>> start MATERIAL FOR THIS TASK
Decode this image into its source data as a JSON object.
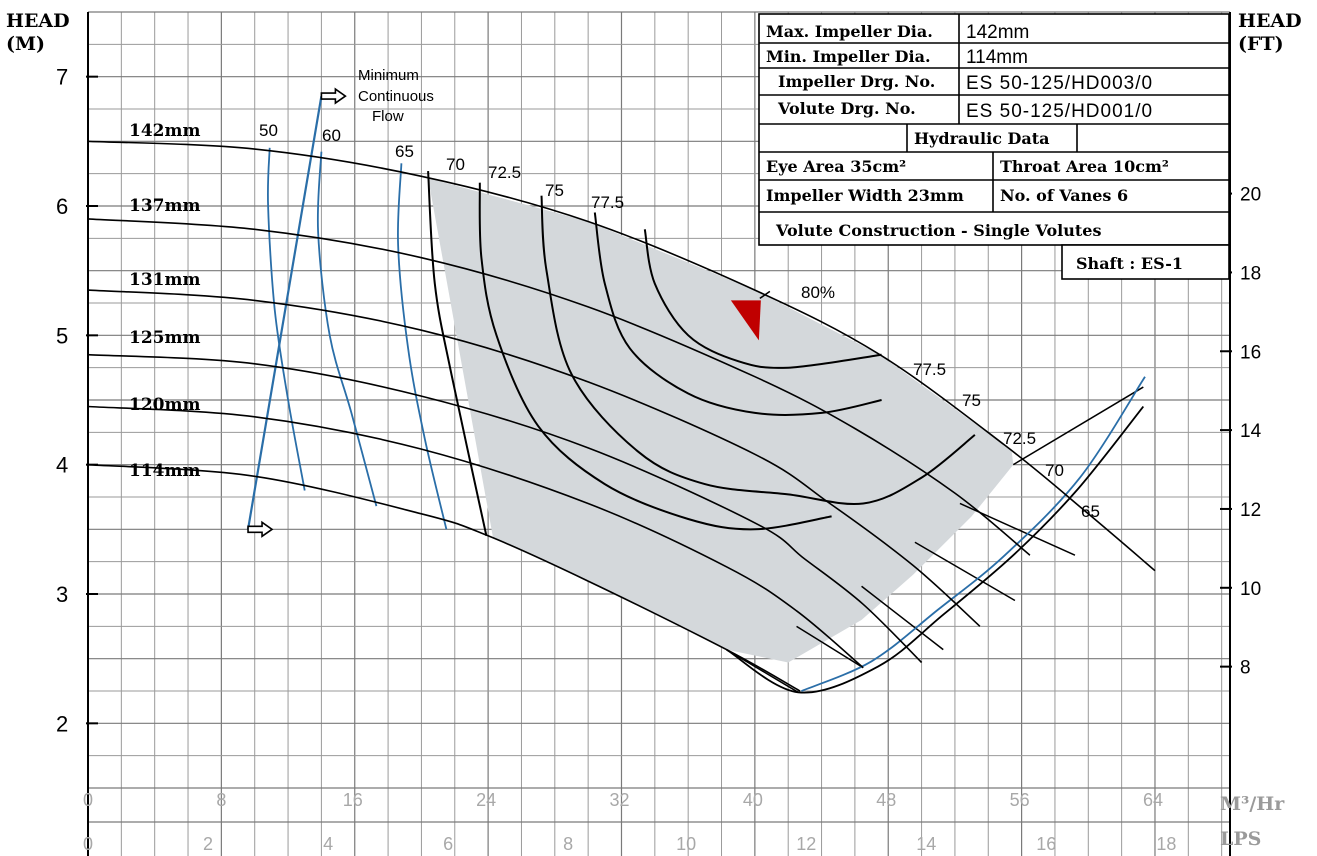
{
  "chart_data": {
    "type": "line",
    "title": "",
    "left_axis": {
      "label_line1": "HEAD",
      "label_line2": "(M)",
      "ticks": [
        "2",
        "3",
        "4",
        "5",
        "6",
        "7"
      ],
      "range": [
        1.5,
        7.5
      ]
    },
    "right_axis": {
      "label_line1": "HEAD",
      "label_line2": "(FT)",
      "ticks": [
        "8",
        "10",
        "12",
        "14",
        "16",
        "18",
        "20"
      ]
    },
    "x_axis_m3hr": {
      "unit": "M³/Hr",
      "ticks": [
        "0",
        "8",
        "16",
        "24",
        "32",
        "40",
        "48",
        "56",
        "64"
      ],
      "range": [
        0,
        68.5
      ]
    },
    "x_axis_lps": {
      "unit": "LPS",
      "ticks": [
        "0",
        "2",
        "4",
        "6",
        "8",
        "10",
        "12",
        "14",
        "16",
        "18"
      ]
    },
    "impeller_curves": [
      {
        "name": "142mm",
        "x": [
          0,
          10,
          20,
          30,
          40,
          47.5,
          55,
          60,
          64
        ],
        "y": [
          6.5,
          6.44,
          6.23,
          5.88,
          5.35,
          4.85,
          4.15,
          3.62,
          3.18
        ]
      },
      {
        "name": "137mm",
        "x": [
          0,
          10,
          20,
          30,
          40,
          46,
          52,
          56.5
        ],
        "y": [
          5.9,
          5.82,
          5.6,
          5.22,
          4.68,
          4.28,
          3.78,
          3.3
        ]
      },
      {
        "name": "131mm",
        "x": [
          0,
          10,
          20,
          30,
          40,
          44.5,
          49.5,
          53.5
        ],
        "y": [
          5.35,
          5.27,
          5.04,
          4.64,
          4.08,
          3.7,
          3.22,
          2.75
        ]
      },
      {
        "name": "125mm",
        "x": [
          0,
          10,
          20,
          30,
          40,
          43,
          46.5,
          50
        ],
        "y": [
          4.85,
          4.78,
          4.53,
          4.13,
          3.55,
          3.27,
          2.92,
          2.47
        ]
      },
      {
        "name": "120mm",
        "x": [
          0,
          10,
          20,
          30,
          38.3,
          42.5,
          46.5
        ],
        "y": [
          4.45,
          4.37,
          4.12,
          3.7,
          3.21,
          2.87,
          2.43
        ]
      },
      {
        "name": "114mm",
        "x": [
          0,
          10,
          20,
          24,
          30,
          38.3,
          42.7
        ],
        "y": [
          4.0,
          3.91,
          3.62,
          3.45,
          3.1,
          2.57,
          2.25
        ]
      }
    ],
    "efficiency_labels_top": [
      "50",
      "60",
      "65",
      "70",
      "72.5",
      "75",
      "77.5"
    ],
    "efficiency_labels_right": [
      "80%",
      "77.5",
      "75",
      "72.5",
      "70",
      "65"
    ],
    "min_flow_label": [
      "Minimum",
      "Continuous",
      "Flow"
    ],
    "colors": {
      "blue": "#2a6ea8",
      "shade": "#d4d8db",
      "marker": "#c00000"
    }
  },
  "info_table": {
    "max_impeller_label": "Max. Impeller Dia.",
    "max_impeller_value": "142mm",
    "min_impeller_label": "Min. Impeller Dia.",
    "min_impeller_value": "114mm",
    "impeller_drg_label": "Impeller Drg. No.",
    "impeller_drg_value": "ES 50-125/HD003/0",
    "volute_drg_label": "Volute Drg. No.",
    "volute_drg_value": "ES 50-125/HD001/0",
    "hydraulic_header": "Hydraulic Data",
    "eye_area": "Eye Area 35cm²",
    "throat_area": "Throat Area 10cm²",
    "impeller_width": "Impeller Width 23mm",
    "vanes": "No. of Vanes 6",
    "volute_construction": "Volute Construction - Single Volutes",
    "shaft": "Shaft : ES-1"
  }
}
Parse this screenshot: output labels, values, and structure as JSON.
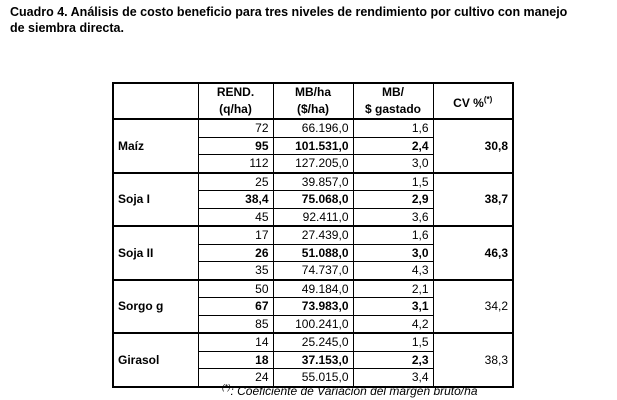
{
  "header": {
    "title_line1": "Cuadro 4. Análisis de costo beneficio para tres niveles de rendimiento por cultivo con manejo",
    "title_line2": "de siembra directa."
  },
  "table": {
    "columns": [
      {
        "line1": "REND.",
        "line2": "(q/ha)"
      },
      {
        "line1": "MB/ha",
        "line2": "($/ha)"
      },
      {
        "line1": "MB/",
        "line2": "$ gastado"
      },
      {
        "line1": "CV  %",
        "sup": "(*)"
      }
    ],
    "groups": [
      {
        "crop": "Maíz",
        "cv": "30,8",
        "cv_bold": true,
        "rows": [
          [
            "72",
            "66.196,0",
            "1,6"
          ],
          [
            "95",
            "101.531,0",
            "2,4"
          ],
          [
            "112",
            "127.205,0",
            "3,0"
          ]
        ]
      },
      {
        "crop": "Soja I",
        "cv": "38,7",
        "cv_bold": true,
        "rows": [
          [
            "25",
            "39.857,0",
            "1,5"
          ],
          [
            "38,4",
            "75.068,0",
            "2,9"
          ],
          [
            "45",
            "92.411,0",
            "3,6"
          ]
        ]
      },
      {
        "crop": "Soja II",
        "cv": "46,3",
        "cv_bold": true,
        "rows": [
          [
            "17",
            "27.439,0",
            "1,6"
          ],
          [
            "26",
            "51.088,0",
            "3,0"
          ],
          [
            "35",
            "74.737,0",
            "4,3"
          ]
        ]
      },
      {
        "crop": "Sorgo g",
        "cv": "34,2",
        "cv_bold": false,
        "rows": [
          [
            "50",
            "49.184,0",
            "2,1"
          ],
          [
            "67",
            "73.983,0",
            "3,1"
          ],
          [
            "85",
            "100.241,0",
            "4,2"
          ]
        ]
      },
      {
        "crop": "Girasol",
        "cv": "38,3",
        "cv_bold": false,
        "rows": [
          [
            "14",
            "25.245,0",
            "1,5"
          ],
          [
            "18",
            "37.153,0",
            "2,3"
          ],
          [
            "24",
            "55.015,0",
            "3,4"
          ]
        ]
      }
    ]
  },
  "footnote": {
    "sup": "(*)",
    "text": ": Coeficiente de Variación  del margen bruto/ha"
  }
}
>> end MATERIAL FOR THIS TASK
WHAT YOU HAVE TO DO
Pictures are excluded; output everything else in the data verbatim.

SOLUTION TO THE PROBLEM
Decode this image into its source data as a JSON object.
{
  "chart_data": {
    "type": "line",
    "title": "",
    "left_axis": {
      "label_line1": "HEAD",
      "label_line2": "(M)",
      "ticks": [
        "2",
        "3",
        "4",
        "5",
        "6",
        "7"
      ],
      "range": [
        1.5,
        7.5
      ]
    },
    "right_axis": {
      "label_line1": "HEAD",
      "label_line2": "(FT)",
      "ticks": [
        "8",
        "10",
        "12",
        "14",
        "16",
        "18",
        "20"
      ]
    },
    "x_axis_m3hr": {
      "unit": "M³/Hr",
      "ticks": [
        "0",
        "8",
        "16",
        "24",
        "32",
        "40",
        "48",
        "56",
        "64"
      ],
      "range": [
        0,
        68.5
      ]
    },
    "x_axis_lps": {
      "unit": "LPS",
      "ticks": [
        "0",
        "2",
        "4",
        "6",
        "8",
        "10",
        "12",
        "14",
        "16",
        "18"
      ]
    },
    "impeller_curves": [
      {
        "name": "142mm",
        "x": [
          0,
          10,
          20,
          30,
          40,
          47.5,
          55,
          60,
          64
        ],
        "y": [
          6.5,
          6.44,
          6.23,
          5.88,
          5.35,
          4.85,
          4.15,
          3.62,
          3.18
        ]
      },
      {
        "name": "137mm",
        "x": [
          0,
          10,
          20,
          30,
          40,
          46,
          52,
          56.5
        ],
        "y": [
          5.9,
          5.82,
          5.6,
          5.22,
          4.68,
          4.28,
          3.78,
          3.3
        ]
      },
      {
        "name": "131mm",
        "x": [
          0,
          10,
          20,
          30,
          40,
          44.5,
          49.5,
          53.5
        ],
        "y": [
          5.35,
          5.27,
          5.04,
          4.64,
          4.08,
          3.7,
          3.22,
          2.75
        ]
      },
      {
        "name": "125mm",
        "x": [
          0,
          10,
          20,
          30,
          40,
          43,
          46.5,
          50
        ],
        "y": [
          4.85,
          4.78,
          4.53,
          4.13,
          3.55,
          3.27,
          2.92,
          2.47
        ]
      },
      {
        "name": "120mm",
        "x": [
          0,
          10,
          20,
          30,
          38.3,
          42.5,
          46.5
        ],
        "y": [
          4.45,
          4.37,
          4.12,
          3.7,
          3.21,
          2.87,
          2.43
        ]
      },
      {
        "name": "114mm",
        "x": [
          0,
          10,
          20,
          24,
          30,
          38.3,
          42.7
        ],
        "y": [
          4.0,
          3.91,
          3.62,
          3.45,
          3.1,
          2.57,
          2.25
        ]
      }
    ],
    "efficiency_labels_top": [
      "50",
      "60",
      "65",
      "70",
      "72.5",
      "75",
      "77.5"
    ],
    "efficiency_labels_right": [
      "80%",
      "77.5",
      "75",
      "72.5",
      "70",
      "65"
    ],
    "min_flow_label": [
      "Minimum",
      "Continuous",
      "Flow"
    ],
    "colors": {
      "blue": "#2a6ea8",
      "shade": "#d4d8db",
      "marker": "#c00000"
    }
  },
  "info_table": {
    "max_impeller_label": "Max. Impeller Dia.",
    "max_impeller_value": "142mm",
    "min_impeller_label": "Min. Impeller Dia.",
    "min_impeller_value": "114mm",
    "impeller_drg_label": "Impeller Drg. No.",
    "impeller_drg_value": "ES 50-125/HD003/0",
    "volute_drg_label": "Volute Drg. No.",
    "volute_drg_value": "ES 50-125/HD001/0",
    "hydraulic_header": "Hydraulic Data",
    "eye_area": "Eye Area 35cm²",
    "throat_area": "Throat Area 10cm²",
    "impeller_width": "Impeller Width 23mm",
    "vanes": "No. of Vanes 6",
    "volute_construction": "Volute Construction - Single Volutes",
    "shaft": "Shaft : ES-1"
  }
}
Parse this screenshot: output labels, values, and structure as JSON.
{
  "header": {
    "title_line1": "Cuadro 4. Análisis de costo beneficio para tres niveles de rendimiento por cultivo con manejo",
    "title_line2": "de siembra directa."
  },
  "table": {
    "columns": [
      {
        "line1": "REND.",
        "line2": "(q/ha)"
      },
      {
        "line1": "MB/ha",
        "line2": "($/ha)"
      },
      {
        "line1": "MB/",
        "line2": "$ gastado"
      },
      {
        "line1": "CV  %",
        "sup": "(*)"
      }
    ],
    "groups": [
      {
        "crop": "Maíz",
        "cv": "30,8",
        "cv_bold": true,
        "rows": [
          [
            "72",
            "66.196,0",
            "1,6"
          ],
          [
            "95",
            "101.531,0",
            "2,4"
          ],
          [
            "112",
            "127.205,0",
            "3,0"
          ]
        ]
      },
      {
        "crop": "Soja I",
        "cv": "38,7",
        "cv_bold": true,
        "rows": [
          [
            "25",
            "39.857,0",
            "1,5"
          ],
          [
            "38,4",
            "75.068,0",
            "2,9"
          ],
          [
            "45",
            "92.411,0",
            "3,6"
          ]
        ]
      },
      {
        "crop": "Soja II",
        "cv": "46,3",
        "cv_bold": true,
        "rows": [
          [
            "17",
            "27.439,0",
            "1,6"
          ],
          [
            "26",
            "51.088,0",
            "3,0"
          ],
          [
            "35",
            "74.737,0",
            "4,3"
          ]
        ]
      },
      {
        "crop": "Sorgo g",
        "cv": "34,2",
        "cv_bold": false,
        "rows": [
          [
            "50",
            "49.184,0",
            "2,1"
          ],
          [
            "67",
            "73.983,0",
            "3,1"
          ],
          [
            "85",
            "100.241,0",
            "4,2"
          ]
        ]
      },
      {
        "crop": "Girasol",
        "cv": "38,3",
        "cv_bold": false,
        "rows": [
          [
            "14",
            "25.245,0",
            "1,5"
          ],
          [
            "18",
            "37.153,0",
            "2,3"
          ],
          [
            "24",
            "55.015,0",
            "3,4"
          ]
        ]
      }
    ]
  },
  "footnote": {
    "sup": "(*)",
    "text": ": Coeficiente de Variación  del margen bruto/ha"
  }
}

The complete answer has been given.